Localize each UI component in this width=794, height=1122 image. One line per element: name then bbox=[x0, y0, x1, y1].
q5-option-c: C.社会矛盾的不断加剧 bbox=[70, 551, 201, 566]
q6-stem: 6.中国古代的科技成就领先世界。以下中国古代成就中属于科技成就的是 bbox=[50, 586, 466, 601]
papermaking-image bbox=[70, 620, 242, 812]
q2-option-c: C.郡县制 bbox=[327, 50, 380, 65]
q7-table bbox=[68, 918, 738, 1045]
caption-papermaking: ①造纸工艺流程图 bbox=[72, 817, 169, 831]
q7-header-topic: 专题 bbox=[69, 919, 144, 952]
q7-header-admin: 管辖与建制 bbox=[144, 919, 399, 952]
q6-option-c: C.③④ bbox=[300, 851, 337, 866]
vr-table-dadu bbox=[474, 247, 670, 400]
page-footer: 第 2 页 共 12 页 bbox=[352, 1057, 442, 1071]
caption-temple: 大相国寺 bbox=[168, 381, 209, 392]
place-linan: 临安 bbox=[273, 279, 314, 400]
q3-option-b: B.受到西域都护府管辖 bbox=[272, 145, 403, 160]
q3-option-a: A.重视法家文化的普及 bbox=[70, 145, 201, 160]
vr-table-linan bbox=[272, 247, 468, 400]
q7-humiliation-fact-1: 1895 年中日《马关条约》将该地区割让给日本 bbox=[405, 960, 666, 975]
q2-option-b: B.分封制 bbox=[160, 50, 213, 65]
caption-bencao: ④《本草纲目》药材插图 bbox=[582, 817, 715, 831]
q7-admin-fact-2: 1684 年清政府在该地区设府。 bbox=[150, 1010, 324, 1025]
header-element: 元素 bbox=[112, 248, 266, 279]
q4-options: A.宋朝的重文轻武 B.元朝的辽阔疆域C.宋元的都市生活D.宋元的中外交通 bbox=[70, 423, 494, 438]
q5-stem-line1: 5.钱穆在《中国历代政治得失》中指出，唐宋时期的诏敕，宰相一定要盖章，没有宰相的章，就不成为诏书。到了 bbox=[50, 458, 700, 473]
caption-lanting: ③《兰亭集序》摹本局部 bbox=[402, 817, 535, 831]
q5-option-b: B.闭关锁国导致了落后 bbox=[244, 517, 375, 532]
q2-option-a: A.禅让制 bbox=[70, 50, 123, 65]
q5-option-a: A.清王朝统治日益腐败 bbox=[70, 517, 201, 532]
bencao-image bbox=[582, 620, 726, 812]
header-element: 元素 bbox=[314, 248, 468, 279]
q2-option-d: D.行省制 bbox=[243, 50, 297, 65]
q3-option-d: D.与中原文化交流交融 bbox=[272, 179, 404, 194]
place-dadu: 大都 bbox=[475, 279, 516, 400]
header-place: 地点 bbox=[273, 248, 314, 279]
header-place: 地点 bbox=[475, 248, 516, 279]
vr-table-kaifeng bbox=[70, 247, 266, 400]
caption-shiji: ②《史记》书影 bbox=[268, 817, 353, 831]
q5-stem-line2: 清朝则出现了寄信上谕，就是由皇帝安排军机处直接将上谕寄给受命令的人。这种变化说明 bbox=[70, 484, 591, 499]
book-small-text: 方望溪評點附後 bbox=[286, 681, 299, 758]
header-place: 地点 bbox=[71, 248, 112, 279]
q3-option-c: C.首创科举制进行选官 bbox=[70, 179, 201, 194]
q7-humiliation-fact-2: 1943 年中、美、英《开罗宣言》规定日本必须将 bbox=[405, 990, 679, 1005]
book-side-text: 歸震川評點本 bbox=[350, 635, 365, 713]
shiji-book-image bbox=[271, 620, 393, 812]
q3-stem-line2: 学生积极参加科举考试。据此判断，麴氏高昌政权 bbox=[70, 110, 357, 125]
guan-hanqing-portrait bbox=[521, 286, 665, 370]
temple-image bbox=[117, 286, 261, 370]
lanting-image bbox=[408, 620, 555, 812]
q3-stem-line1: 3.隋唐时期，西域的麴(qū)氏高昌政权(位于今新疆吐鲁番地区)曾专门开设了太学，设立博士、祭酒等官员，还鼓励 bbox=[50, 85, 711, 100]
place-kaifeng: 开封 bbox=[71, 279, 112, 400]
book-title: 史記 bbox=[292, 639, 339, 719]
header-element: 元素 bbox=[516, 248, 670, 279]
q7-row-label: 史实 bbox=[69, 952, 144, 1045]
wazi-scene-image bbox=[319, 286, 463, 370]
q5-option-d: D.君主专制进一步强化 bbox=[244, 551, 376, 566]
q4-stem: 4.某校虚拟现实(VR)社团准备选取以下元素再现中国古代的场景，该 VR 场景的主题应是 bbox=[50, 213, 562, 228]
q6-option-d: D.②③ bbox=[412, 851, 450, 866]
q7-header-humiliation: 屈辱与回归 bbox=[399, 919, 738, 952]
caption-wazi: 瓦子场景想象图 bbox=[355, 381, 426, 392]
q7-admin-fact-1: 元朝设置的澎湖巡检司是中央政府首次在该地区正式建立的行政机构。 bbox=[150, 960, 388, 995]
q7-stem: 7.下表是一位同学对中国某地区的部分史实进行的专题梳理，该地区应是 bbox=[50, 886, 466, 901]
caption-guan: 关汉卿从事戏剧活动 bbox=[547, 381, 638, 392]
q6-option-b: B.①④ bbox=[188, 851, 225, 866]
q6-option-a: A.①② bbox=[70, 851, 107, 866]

------

Copy every line above, from first to last, keeping each character, number and space unchanged.

WRITTEN ANSWER:
Localize each UI component in this width=794, height=1122 image. One line per element: name then bbox=[x0, y0, x1, y1].
q5-option-c: C.社会矛盾的不断加剧 bbox=[70, 551, 201, 566]
q6-stem: 6.中国古代的科技成就领先世界。以下中国古代成就中属于科技成就的是 bbox=[50, 586, 466, 601]
papermaking-image bbox=[70, 620, 242, 812]
q2-option-c: C.郡县制 bbox=[327, 50, 380, 65]
q7-table bbox=[68, 918, 738, 1045]
caption-papermaking: ①造纸工艺流程图 bbox=[72, 817, 169, 831]
q7-header-topic: 专题 bbox=[69, 919, 144, 952]
q7-header-admin: 管辖与建制 bbox=[144, 919, 399, 952]
q6-option-c: C.③④ bbox=[300, 851, 337, 866]
vr-table-dadu bbox=[474, 247, 670, 400]
page-footer: 第 2 页 共 12 页 bbox=[352, 1057, 442, 1071]
caption-temple: 大相国寺 bbox=[168, 381, 209, 392]
place-linan: 临安 bbox=[273, 279, 314, 400]
q3-option-b: B.受到西域都护府管辖 bbox=[272, 145, 403, 160]
q3-option-a: A.重视法家文化的普及 bbox=[70, 145, 201, 160]
vr-table-linan bbox=[272, 247, 468, 400]
q7-humiliation-fact-1: 1895 年中日《马关条约》将该地区割让给日本 bbox=[405, 960, 666, 975]
q2-option-b: B.分封制 bbox=[160, 50, 213, 65]
caption-bencao: ④《本草纲目》药材插图 bbox=[582, 817, 715, 831]
q7-admin-fact-2: 1684 年清政府在该地区设府。 bbox=[150, 1010, 324, 1025]
header-element: 元素 bbox=[112, 248, 266, 279]
q4-options: A.宋朝的重文轻武 B.元朝的辽阔疆域C.宋元的都市生活D.宋元的中外交通 bbox=[70, 423, 494, 438]
q5-stem-line1: 5.钱穆在《中国历代政治得失》中指出，唐宋时期的诏敕，宰相一定要盖章，没有宰相的章，就不成为诏书。到了 bbox=[50, 458, 700, 473]
caption-lanting: ③《兰亭集序》摹本局部 bbox=[402, 817, 535, 831]
q5-option-b: B.闭关锁国导致了落后 bbox=[244, 517, 375, 532]
q2-option-a: A.禅让制 bbox=[70, 50, 123, 65]
q5-option-a: A.清王朝统治日益腐败 bbox=[70, 517, 201, 532]
bencao-image bbox=[582, 620, 726, 812]
header-element: 元素 bbox=[314, 248, 468, 279]
q2-option-d: D.行省制 bbox=[243, 50, 297, 65]
q3-option-d: D.与中原文化交流交融 bbox=[272, 179, 404, 194]
place-dadu: 大都 bbox=[475, 279, 516, 400]
header-place: 地点 bbox=[273, 248, 314, 279]
header-place: 地点 bbox=[475, 248, 516, 279]
vr-table-kaifeng bbox=[70, 247, 266, 400]
caption-shiji: ②《史记》书影 bbox=[268, 817, 353, 831]
q5-stem-line2: 清朝则出现了寄信上谕，就是由皇帝安排军机处直接将上谕寄给受命令的人。这种变化说明 bbox=[70, 484, 591, 499]
book-small-text: 方望溪評點附後 bbox=[286, 681, 299, 758]
header-place: 地点 bbox=[71, 248, 112, 279]
q3-option-c: C.首创科举制进行选官 bbox=[70, 179, 201, 194]
q7-humiliation-fact-2: 1943 年中、美、英《开罗宣言》规定日本必须将 bbox=[405, 990, 679, 1005]
book-side-text: 歸震川評點本 bbox=[350, 635, 365, 713]
shiji-book-image bbox=[271, 620, 393, 812]
q3-stem-line2: 学生积极参加科举考试。据此判断，麴氏高昌政权 bbox=[70, 110, 357, 125]
guan-hanqing-portrait bbox=[521, 286, 665, 370]
temple-image bbox=[117, 286, 261, 370]
lanting-image bbox=[408, 620, 555, 812]
q3-stem-line1: 3.隋唐时期，西域的麴(qū)氏高昌政权(位于今新疆吐鲁番地区)曾专门开设了太学，设立博士、祭酒等官员，还鼓励 bbox=[50, 85, 711, 100]
place-kaifeng: 开封 bbox=[71, 279, 112, 400]
book-title: 史記 bbox=[292, 639, 339, 719]
header-element: 元素 bbox=[516, 248, 670, 279]
q7-row-label: 史实 bbox=[69, 952, 144, 1045]
wazi-scene-image bbox=[319, 286, 463, 370]
q5-option-d: D.君主专制进一步强化 bbox=[244, 551, 376, 566]
q4-stem: 4.某校虚拟现实(VR)社团准备选取以下元素再现中国古代的场景，该 VR 场景的主题应是 bbox=[50, 213, 562, 228]
q6-option-d: D.②③ bbox=[412, 851, 450, 866]
q7-header-humiliation: 屈辱与回归 bbox=[399, 919, 738, 952]
caption-wazi: 瓦子场景想象图 bbox=[355, 381, 426, 392]
q7-admin-fact-1: 元朝设置的澎湖巡检司是中央政府首次在该地区正式建立的行政机构。 bbox=[150, 960, 388, 995]
q7-stem: 7.下表是一位同学对中国某地区的部分史实进行的专题梳理，该地区应是 bbox=[50, 886, 466, 901]
caption-guan: 关汉卿从事戏剧活动 bbox=[547, 381, 638, 392]
q6-option-b: B.①④ bbox=[188, 851, 225, 866]
q6-option-a: A.①② bbox=[70, 851, 107, 866]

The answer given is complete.